>> start THE DATA

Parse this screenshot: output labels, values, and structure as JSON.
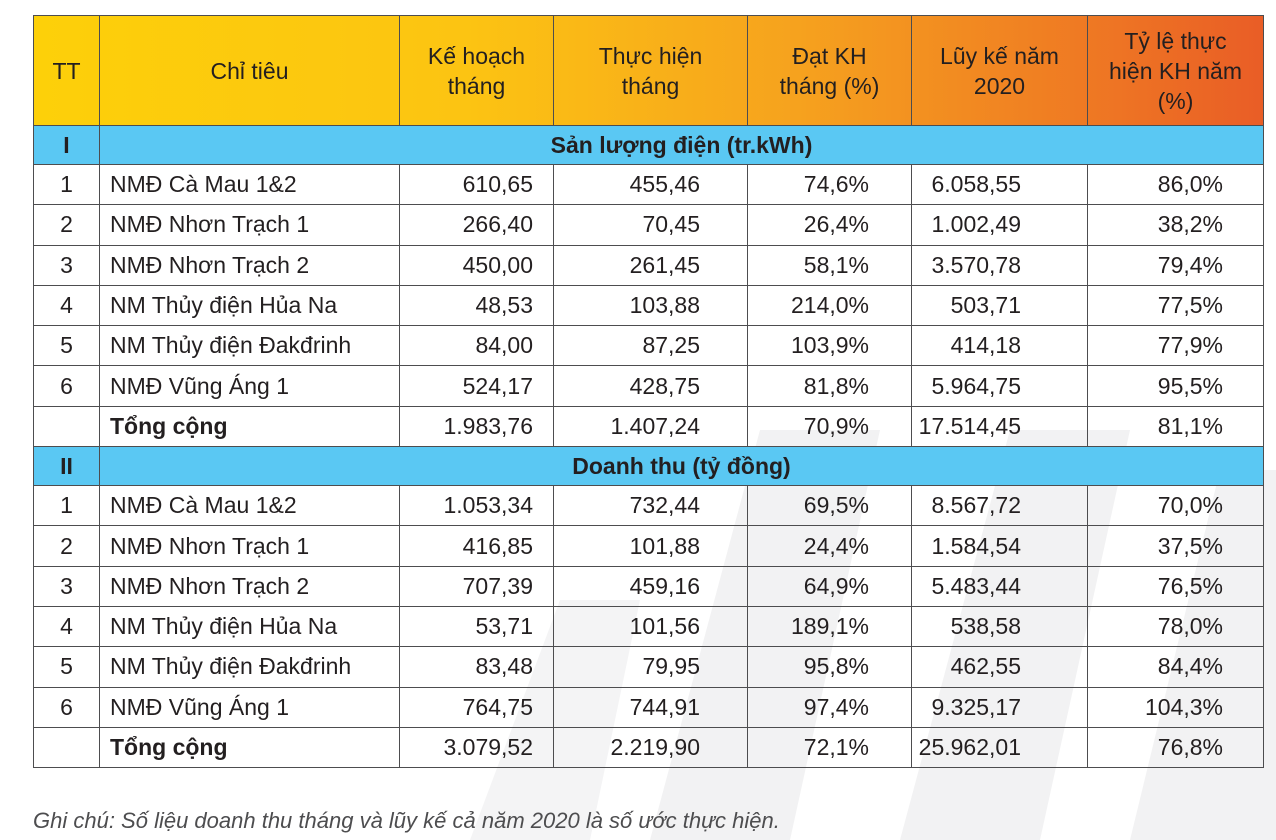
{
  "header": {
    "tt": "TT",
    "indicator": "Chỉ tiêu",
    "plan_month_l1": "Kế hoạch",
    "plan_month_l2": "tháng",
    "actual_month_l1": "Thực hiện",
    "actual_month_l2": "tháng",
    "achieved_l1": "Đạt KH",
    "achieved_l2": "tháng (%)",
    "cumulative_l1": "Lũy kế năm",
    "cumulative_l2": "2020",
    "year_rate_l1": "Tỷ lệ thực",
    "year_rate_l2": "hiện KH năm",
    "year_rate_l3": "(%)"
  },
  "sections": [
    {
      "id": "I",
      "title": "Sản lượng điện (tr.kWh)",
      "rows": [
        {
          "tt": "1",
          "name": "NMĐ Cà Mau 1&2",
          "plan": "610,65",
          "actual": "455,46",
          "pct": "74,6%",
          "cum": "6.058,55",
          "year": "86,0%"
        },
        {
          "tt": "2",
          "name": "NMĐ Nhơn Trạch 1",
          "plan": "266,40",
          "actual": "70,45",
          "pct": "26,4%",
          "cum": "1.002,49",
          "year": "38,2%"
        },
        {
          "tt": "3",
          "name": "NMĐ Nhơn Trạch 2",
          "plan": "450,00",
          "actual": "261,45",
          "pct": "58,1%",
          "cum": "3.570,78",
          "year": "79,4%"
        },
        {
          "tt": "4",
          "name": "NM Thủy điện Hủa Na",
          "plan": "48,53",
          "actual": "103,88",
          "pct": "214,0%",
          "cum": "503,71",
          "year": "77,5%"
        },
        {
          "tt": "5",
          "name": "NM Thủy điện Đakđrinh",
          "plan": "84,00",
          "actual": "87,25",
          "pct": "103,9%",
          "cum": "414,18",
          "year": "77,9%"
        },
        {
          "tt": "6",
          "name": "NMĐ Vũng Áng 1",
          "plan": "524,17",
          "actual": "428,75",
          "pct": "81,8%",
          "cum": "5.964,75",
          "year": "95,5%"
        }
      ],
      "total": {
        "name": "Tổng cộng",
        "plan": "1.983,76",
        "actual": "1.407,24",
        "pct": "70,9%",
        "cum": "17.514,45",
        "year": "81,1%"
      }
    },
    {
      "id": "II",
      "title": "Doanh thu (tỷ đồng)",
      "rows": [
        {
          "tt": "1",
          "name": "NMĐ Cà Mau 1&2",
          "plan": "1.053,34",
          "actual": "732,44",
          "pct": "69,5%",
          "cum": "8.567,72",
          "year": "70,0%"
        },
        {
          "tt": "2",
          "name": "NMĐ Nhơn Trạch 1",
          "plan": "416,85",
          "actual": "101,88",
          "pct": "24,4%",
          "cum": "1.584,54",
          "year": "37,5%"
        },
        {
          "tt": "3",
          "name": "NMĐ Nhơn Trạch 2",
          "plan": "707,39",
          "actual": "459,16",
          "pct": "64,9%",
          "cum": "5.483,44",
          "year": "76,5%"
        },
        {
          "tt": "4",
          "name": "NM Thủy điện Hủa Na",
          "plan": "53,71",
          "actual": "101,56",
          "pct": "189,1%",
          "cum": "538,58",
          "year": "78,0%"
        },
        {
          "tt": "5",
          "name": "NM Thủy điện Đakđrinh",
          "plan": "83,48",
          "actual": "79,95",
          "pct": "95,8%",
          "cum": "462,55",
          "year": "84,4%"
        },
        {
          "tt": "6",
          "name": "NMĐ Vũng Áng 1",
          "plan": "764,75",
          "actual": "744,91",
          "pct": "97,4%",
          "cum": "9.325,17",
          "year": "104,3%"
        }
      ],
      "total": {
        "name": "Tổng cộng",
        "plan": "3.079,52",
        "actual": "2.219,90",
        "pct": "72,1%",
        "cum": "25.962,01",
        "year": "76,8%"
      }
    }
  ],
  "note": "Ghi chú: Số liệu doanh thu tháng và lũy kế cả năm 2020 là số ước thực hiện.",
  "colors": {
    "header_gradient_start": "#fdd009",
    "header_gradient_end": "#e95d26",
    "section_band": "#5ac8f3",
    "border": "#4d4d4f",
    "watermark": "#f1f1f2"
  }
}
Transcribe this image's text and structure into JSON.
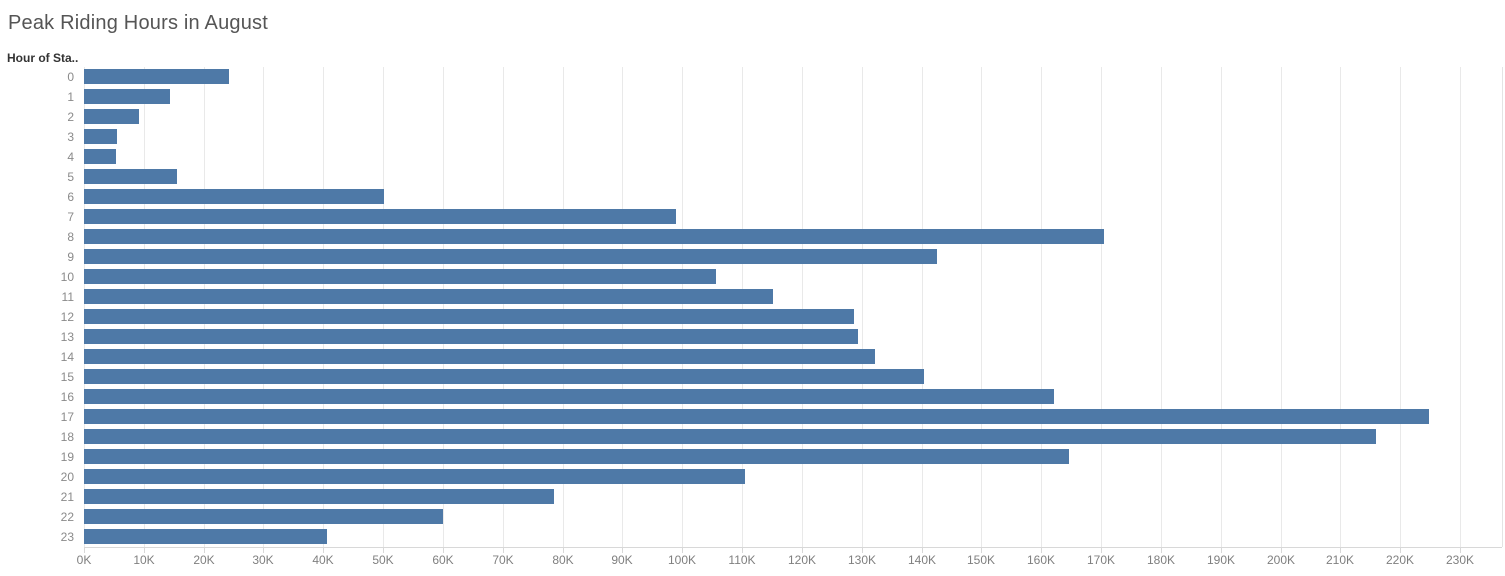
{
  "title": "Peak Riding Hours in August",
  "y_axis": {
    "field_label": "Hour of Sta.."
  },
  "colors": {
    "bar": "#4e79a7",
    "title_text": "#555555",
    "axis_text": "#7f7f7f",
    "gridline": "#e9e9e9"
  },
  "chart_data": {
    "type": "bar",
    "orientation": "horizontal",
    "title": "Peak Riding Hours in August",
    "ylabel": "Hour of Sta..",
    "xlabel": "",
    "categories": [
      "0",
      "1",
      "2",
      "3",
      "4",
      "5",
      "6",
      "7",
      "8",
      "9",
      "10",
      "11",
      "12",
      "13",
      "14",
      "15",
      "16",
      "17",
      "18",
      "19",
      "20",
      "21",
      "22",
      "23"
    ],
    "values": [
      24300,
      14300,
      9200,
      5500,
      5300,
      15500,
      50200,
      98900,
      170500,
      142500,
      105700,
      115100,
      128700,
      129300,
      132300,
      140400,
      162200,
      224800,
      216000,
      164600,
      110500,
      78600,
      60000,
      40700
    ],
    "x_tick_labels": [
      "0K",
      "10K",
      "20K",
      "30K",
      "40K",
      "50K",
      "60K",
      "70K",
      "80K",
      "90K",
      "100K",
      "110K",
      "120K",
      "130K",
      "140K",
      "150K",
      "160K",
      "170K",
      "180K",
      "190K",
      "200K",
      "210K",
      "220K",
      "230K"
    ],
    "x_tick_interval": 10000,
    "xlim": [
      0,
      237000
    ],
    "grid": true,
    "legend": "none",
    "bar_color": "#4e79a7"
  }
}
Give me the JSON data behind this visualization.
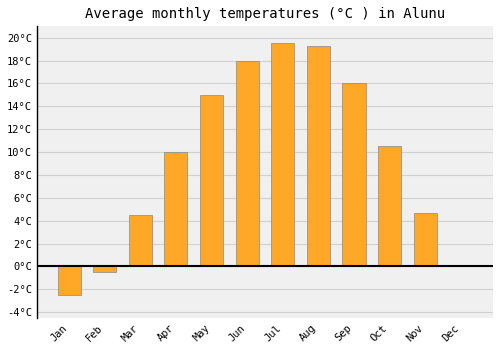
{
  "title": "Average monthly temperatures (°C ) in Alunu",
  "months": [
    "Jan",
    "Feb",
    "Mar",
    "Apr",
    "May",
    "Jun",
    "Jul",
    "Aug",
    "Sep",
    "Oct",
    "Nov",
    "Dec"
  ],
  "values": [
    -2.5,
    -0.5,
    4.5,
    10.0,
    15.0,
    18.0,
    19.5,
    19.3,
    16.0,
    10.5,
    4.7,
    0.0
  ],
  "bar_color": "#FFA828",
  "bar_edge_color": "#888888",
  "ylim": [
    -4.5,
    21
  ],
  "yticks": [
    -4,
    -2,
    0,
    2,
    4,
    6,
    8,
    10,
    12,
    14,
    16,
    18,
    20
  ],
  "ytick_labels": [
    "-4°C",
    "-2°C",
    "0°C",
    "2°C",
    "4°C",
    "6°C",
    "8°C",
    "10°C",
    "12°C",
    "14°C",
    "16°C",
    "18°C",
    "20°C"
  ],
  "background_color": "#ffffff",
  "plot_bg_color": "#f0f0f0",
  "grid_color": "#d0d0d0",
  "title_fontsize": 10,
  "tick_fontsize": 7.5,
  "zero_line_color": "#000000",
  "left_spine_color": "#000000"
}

>> end THE DATA
>> start THE DATA

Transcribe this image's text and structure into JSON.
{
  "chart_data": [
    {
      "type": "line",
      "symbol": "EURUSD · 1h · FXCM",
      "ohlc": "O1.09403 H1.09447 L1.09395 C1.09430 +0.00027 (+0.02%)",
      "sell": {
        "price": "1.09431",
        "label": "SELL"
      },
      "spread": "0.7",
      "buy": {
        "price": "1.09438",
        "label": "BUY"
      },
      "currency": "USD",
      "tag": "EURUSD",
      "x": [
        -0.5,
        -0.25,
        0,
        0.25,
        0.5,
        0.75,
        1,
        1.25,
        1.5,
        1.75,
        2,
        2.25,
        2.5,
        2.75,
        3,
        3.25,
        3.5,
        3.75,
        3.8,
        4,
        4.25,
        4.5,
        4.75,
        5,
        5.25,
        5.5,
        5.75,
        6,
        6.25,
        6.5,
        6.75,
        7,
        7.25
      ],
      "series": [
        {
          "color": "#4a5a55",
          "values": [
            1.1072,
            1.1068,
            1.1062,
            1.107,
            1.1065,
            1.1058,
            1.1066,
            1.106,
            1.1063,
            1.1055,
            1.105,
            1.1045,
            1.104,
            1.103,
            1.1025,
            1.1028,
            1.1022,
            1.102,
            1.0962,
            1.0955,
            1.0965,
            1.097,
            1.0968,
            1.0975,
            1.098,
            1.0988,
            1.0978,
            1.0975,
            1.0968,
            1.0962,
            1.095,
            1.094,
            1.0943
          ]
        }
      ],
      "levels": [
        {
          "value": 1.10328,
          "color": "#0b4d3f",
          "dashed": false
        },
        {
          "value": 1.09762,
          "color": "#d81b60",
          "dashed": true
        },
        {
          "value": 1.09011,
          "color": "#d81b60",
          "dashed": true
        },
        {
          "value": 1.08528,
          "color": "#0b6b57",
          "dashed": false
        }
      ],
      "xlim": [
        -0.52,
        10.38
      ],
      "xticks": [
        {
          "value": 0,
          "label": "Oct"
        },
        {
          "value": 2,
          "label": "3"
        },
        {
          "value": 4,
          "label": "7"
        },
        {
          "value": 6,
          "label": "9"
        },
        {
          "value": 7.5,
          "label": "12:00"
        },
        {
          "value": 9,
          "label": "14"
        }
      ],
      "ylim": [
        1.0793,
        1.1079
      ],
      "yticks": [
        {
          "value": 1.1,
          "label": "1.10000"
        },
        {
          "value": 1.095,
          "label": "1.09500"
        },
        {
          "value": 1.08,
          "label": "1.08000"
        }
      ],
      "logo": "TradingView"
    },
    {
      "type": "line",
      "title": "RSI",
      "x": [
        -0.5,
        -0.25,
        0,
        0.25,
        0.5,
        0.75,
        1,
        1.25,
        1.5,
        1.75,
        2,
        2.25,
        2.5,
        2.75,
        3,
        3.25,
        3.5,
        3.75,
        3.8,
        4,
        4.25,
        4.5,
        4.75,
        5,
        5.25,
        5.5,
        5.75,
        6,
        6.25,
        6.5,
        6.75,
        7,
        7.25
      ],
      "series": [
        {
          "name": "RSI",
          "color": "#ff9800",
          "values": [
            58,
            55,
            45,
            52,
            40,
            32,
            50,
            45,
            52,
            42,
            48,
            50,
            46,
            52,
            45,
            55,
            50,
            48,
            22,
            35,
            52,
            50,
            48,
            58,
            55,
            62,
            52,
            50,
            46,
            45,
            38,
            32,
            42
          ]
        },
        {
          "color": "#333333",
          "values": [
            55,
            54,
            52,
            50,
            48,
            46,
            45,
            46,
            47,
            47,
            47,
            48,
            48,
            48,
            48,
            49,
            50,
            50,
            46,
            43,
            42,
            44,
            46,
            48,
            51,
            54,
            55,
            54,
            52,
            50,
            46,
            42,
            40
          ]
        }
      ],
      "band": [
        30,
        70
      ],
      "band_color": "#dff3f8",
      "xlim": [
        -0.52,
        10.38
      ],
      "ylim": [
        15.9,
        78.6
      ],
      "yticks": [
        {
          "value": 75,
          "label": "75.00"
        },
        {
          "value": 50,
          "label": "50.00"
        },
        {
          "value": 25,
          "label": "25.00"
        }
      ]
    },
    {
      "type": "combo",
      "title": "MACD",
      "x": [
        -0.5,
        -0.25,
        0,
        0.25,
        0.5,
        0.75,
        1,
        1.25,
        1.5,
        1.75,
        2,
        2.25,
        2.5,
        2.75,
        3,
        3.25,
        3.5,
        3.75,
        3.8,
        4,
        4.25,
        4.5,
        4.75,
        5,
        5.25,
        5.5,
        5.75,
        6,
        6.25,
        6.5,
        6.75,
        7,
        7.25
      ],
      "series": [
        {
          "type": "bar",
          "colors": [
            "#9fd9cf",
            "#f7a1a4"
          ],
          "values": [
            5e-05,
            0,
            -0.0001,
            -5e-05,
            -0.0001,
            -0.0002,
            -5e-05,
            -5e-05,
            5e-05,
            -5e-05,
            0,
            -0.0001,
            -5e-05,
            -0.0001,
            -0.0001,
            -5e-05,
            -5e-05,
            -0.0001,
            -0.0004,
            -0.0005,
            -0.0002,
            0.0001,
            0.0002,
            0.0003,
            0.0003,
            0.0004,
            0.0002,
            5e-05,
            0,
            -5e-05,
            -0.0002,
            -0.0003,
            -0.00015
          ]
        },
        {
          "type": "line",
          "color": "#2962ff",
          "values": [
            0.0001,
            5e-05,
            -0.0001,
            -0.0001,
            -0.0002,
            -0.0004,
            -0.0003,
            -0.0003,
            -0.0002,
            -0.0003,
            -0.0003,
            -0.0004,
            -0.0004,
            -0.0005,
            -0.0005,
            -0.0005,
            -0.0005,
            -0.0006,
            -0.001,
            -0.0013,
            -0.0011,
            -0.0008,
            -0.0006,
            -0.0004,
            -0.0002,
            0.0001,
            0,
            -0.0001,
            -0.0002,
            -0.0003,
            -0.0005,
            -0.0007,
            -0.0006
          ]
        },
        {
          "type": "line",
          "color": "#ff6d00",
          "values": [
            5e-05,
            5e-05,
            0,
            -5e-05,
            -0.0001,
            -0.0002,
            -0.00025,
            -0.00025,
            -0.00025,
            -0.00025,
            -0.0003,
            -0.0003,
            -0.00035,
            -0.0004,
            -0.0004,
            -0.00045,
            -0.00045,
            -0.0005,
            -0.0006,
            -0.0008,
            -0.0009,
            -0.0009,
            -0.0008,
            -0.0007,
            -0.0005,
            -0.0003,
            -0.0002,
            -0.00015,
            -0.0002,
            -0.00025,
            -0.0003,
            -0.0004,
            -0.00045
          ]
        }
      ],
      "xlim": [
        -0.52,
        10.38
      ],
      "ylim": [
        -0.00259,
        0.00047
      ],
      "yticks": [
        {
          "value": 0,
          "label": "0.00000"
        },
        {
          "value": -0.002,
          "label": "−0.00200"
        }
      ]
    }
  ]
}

>> end THE DATA
>> start THE DATA

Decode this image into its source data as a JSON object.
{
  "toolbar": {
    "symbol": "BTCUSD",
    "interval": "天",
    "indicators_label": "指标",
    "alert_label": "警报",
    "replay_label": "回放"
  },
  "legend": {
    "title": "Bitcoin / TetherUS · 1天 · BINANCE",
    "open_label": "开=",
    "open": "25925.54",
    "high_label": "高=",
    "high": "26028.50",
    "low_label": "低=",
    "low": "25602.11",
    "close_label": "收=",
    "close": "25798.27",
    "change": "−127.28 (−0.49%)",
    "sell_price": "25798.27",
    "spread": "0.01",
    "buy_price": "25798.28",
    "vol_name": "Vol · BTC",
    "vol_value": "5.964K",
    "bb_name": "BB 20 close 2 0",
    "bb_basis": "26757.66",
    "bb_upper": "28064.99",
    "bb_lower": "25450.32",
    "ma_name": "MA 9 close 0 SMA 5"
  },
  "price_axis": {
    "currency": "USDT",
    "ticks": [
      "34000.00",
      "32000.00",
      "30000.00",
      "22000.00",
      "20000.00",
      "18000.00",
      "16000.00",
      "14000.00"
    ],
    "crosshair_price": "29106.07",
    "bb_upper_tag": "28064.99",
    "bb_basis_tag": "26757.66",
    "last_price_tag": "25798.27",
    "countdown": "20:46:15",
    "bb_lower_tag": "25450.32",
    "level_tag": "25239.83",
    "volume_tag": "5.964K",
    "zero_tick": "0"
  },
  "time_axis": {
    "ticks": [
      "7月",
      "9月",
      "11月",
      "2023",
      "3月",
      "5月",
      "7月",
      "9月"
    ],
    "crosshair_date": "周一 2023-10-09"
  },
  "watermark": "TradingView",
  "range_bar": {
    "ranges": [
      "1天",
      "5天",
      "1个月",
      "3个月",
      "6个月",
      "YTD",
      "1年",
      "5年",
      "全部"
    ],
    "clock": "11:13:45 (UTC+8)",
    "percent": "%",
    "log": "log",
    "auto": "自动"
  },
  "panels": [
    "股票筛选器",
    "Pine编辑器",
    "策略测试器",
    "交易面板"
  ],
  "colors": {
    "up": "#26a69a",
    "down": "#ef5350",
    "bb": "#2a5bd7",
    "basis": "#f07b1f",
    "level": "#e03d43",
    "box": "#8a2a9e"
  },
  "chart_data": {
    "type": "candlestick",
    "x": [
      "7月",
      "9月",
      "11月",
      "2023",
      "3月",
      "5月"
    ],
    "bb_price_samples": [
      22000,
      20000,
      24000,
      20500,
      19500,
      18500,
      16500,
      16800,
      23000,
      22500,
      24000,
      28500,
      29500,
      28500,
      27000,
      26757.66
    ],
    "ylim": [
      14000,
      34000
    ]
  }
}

>> end THE DATA

**TASK OBJECTIVE**
Considering only the records above, state the number of lines that include the word "TradingView", with nothing added.

**FULL OUTPUT**
2